Overdispersion does not appear to be a problem: the residual deviance is 48.0 on 48 df, where a 1:1 ratio is expected. To more formally check for overdispersion, we can use the Pearson dispersion statistic. The easiest way to get this value is to refit the model using a quasi-Poisson distribution, which estimates the dispersion parameter (rather than forcing it to be equal to 1 as in a Poisson distribution). Values greater than 1.5 suggest potentially worrisome overdispersion.

sheep.qglm <- glm(fitness ~ body.size, family = quasipoisson, d)
S(sheep.qglm)$dispersion

## [1] 0.9026887

Overdispersion is not a problem. If anything, we appear to have slight underdispersion.³

Next, we might like to calculate something like an \(R^2\) value… Unfortunately, whereas we could use Tjur’s D as a pseudo-\(R^2\) value for a logistic regression, no easily interpretable pseudo-\(R^2\) value exists for a Poisson regression.

The model suggests that for every unit increase in standardized body mass, the expected number of offspring increases multiplicatively by a factor of 1.72 (95% CI: 1.43–2.07); in other words, it increases by 72% (95% CI: 43%–107%).

Finally, we will plot the Poisson regression. The easiest way to do this is possibly with the ggpredict() function from the ggeffects package.

pred <- ggpredict(sheep.glm, terms = "body.size [all]")
==========
Problems to work on:
1. In the Poisson regression excerpt, what Pearson dispersion values suggest potentially worrisome overdispersion?
2. From the Poisson regression excerpt, quote the stretch from "Overdispersion is not" through "the ggeffects package.".
3. Extend the Poisson regression excerpt past its final line.
The entries aren't needed for any of the tasks.

Stored records:
==========
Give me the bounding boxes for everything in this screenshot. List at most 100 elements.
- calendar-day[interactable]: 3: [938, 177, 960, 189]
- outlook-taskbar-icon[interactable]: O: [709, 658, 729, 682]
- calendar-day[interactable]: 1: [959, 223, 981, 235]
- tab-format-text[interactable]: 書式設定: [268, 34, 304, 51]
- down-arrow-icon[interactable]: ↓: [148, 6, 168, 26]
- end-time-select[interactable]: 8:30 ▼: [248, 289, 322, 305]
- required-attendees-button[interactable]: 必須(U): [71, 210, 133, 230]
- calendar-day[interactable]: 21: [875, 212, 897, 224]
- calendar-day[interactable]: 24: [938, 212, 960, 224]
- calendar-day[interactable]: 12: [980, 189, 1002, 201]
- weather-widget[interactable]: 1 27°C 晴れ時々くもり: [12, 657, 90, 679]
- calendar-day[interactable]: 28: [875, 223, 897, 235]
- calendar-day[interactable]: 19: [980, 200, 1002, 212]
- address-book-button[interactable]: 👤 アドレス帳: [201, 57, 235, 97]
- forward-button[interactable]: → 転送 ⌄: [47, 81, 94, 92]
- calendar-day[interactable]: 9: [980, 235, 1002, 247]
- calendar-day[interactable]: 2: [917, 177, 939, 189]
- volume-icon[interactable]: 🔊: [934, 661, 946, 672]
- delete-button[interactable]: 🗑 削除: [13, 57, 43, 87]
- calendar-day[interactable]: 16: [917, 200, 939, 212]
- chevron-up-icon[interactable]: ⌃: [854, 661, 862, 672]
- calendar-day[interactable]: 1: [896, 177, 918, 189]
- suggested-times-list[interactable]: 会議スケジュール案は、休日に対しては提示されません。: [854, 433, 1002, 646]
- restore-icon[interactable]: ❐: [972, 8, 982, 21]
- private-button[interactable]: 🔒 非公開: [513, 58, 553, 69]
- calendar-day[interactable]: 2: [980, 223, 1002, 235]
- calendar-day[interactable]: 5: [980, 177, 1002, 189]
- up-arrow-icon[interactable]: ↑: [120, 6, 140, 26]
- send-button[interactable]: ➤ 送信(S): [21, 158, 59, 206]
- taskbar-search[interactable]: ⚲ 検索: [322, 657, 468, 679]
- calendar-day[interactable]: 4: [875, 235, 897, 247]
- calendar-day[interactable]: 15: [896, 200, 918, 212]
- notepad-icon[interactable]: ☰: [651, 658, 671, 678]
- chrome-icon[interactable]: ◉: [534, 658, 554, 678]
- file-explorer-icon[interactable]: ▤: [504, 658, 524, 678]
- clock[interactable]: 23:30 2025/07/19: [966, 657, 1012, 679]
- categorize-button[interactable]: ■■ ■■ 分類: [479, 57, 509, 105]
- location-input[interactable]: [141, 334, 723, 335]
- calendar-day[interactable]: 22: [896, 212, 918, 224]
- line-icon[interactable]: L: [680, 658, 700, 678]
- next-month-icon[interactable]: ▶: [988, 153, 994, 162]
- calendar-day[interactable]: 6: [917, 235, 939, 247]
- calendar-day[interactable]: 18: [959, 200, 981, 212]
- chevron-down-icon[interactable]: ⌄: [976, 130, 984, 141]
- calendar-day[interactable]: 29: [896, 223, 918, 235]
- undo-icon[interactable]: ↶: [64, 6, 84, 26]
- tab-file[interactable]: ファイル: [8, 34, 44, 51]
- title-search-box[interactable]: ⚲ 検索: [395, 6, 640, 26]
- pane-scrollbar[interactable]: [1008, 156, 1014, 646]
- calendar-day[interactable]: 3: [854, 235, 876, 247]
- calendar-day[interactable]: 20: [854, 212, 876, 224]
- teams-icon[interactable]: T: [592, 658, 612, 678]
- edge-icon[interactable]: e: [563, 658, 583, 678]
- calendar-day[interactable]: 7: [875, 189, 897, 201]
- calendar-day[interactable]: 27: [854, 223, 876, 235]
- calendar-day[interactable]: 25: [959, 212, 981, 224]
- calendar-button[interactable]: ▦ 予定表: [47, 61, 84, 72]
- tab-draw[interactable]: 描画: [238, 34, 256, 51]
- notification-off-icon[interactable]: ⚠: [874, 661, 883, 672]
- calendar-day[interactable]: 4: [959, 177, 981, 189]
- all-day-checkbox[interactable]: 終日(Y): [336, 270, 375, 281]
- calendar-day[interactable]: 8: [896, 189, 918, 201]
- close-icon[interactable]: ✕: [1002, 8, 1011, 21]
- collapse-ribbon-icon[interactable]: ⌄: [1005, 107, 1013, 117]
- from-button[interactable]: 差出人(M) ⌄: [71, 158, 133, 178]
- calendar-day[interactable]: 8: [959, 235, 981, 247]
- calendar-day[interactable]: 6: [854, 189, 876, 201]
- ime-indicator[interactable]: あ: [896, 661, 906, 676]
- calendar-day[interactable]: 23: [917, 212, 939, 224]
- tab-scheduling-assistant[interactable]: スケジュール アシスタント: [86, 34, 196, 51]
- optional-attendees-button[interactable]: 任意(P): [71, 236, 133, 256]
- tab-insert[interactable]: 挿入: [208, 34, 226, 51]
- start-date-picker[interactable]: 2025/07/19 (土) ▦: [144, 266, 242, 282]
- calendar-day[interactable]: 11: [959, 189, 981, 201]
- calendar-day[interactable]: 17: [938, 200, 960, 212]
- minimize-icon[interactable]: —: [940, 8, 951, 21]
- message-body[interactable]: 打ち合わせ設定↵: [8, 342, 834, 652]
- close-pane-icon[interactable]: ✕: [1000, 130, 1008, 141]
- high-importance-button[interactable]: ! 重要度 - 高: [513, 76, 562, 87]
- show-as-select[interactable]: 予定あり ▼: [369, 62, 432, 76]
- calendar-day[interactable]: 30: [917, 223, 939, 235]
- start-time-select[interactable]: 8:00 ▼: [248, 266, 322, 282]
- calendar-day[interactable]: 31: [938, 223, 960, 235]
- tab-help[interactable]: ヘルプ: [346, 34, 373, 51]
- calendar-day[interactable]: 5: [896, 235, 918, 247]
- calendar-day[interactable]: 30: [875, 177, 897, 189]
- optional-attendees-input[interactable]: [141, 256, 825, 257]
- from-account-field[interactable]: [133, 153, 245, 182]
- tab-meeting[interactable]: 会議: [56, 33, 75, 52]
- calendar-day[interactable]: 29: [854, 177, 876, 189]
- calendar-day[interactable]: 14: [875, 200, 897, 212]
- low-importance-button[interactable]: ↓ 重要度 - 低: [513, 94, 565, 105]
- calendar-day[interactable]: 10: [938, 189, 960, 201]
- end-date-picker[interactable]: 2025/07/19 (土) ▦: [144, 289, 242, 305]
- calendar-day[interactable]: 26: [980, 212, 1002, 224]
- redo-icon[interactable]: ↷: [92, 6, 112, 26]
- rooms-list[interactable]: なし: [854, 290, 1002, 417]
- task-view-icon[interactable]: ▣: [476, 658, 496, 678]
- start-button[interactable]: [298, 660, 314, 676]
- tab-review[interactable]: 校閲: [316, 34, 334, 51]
==========
Results of the tasks:
1. Values greater than 1.5.

2.
Overdispersion is not a problem. If anything, we appear to have slight underdispersion.³

Next, we might like to calculate something like an \(R^2\) value… Unfortunately, whereas we could use Tjur’s D as a pseudo-\(R^2\) value for a logistic regression, no easily interpretable pseudo-\(R^2\) value exists for a Poisson regression.

The model suggests that for every unit increase in standardized body mass, the expected number of offspring increases multiplicatively by a factor of 1.72 (95% CI: 1.43–2.07); in other words, it increases by 72% (95% CI: 43%–107%).

Finally, we will plot the Poisson regression. The easiest way to do this is possibly with the ggpredict() function from the ggeffects package.

3.
ggplot(pred, aes(x = x, y = predicted)) +
  geom_point(data = d, aes(x = body.size, y = fitness), alpha = 0.5, size = 2) +
  geom_line(colour = "blue") +
  geom_ribbon(aes(ymin = conf.low, ymax = conf.high), alpha = 0.2) +
  labs(x = "Standardized body mass (kg)", y = "Lifetime reproductive success") +
  theme_few()

If we wanted to use this model to make predictions, we could validate it and make predictions as in Tutorial 8.

Linear mixed models in `lmer()`

The owls.txt dataset (described in Zuur et al., 2009) contains information on vocal-begging behaviour of nestling barn owls when their parents brought prey back to the nest. Their primary interest was in how chicks might respond differently to their father rather than their mother. The columns in the dataset are:

Nest: The nest ID. In total, 599 observations have been made on 27 different nests.
FoodTreatment: “Deprived” nests had prey removed; “Satiated” nests had prey added. The experiment was conducted over two nights; nests that were deprived on the first night were satiated on the second and vice versa.
SexParent: Sex of the arriving parent (female or male)
ArrivalTime: Time that the parent arrived at the nest, measured between 21.5 (= 9:30 PM) and 29.5 (= 5:30 AM)
SiblingNegotiation: Number of calls made by the owl chicks in the 30 seconds prior to parent arrival
BroodSize: Total number of chicks in the nest
NegPerChick: (response variable; calculated as SiblingNegotiation/BroodSize)

Inspect the data

Read in the data, convert to factors where appropriate. Then inspect the output of the summary() command (which is not shown because it is too wide for this page).

d <- read.delim(file = "Data/owls.txt")
d$Nest <- factor(d$Nest)
d$FoodTreatment <- factor(d$FoodTreatment)
d$SexParent <- factor(d$SexParent)
summary(d)

To increase interpretability of our random-slope model, we will center the arrival time within each nest. To match the analysis in Zuur et al. (2009) and the paper from which they took this data, we will log-transform our response variable to reduce heteroskedasticity.

d$ArrivalTime.mean     <- ave(d$ArrivalTime, d$Nest)
d$ArrivalTime.centered <- d$ArrivalTime - d$ArrivalTime.mean
d$NegPerChick.log10    <- log10(d$NegPerChick + 1)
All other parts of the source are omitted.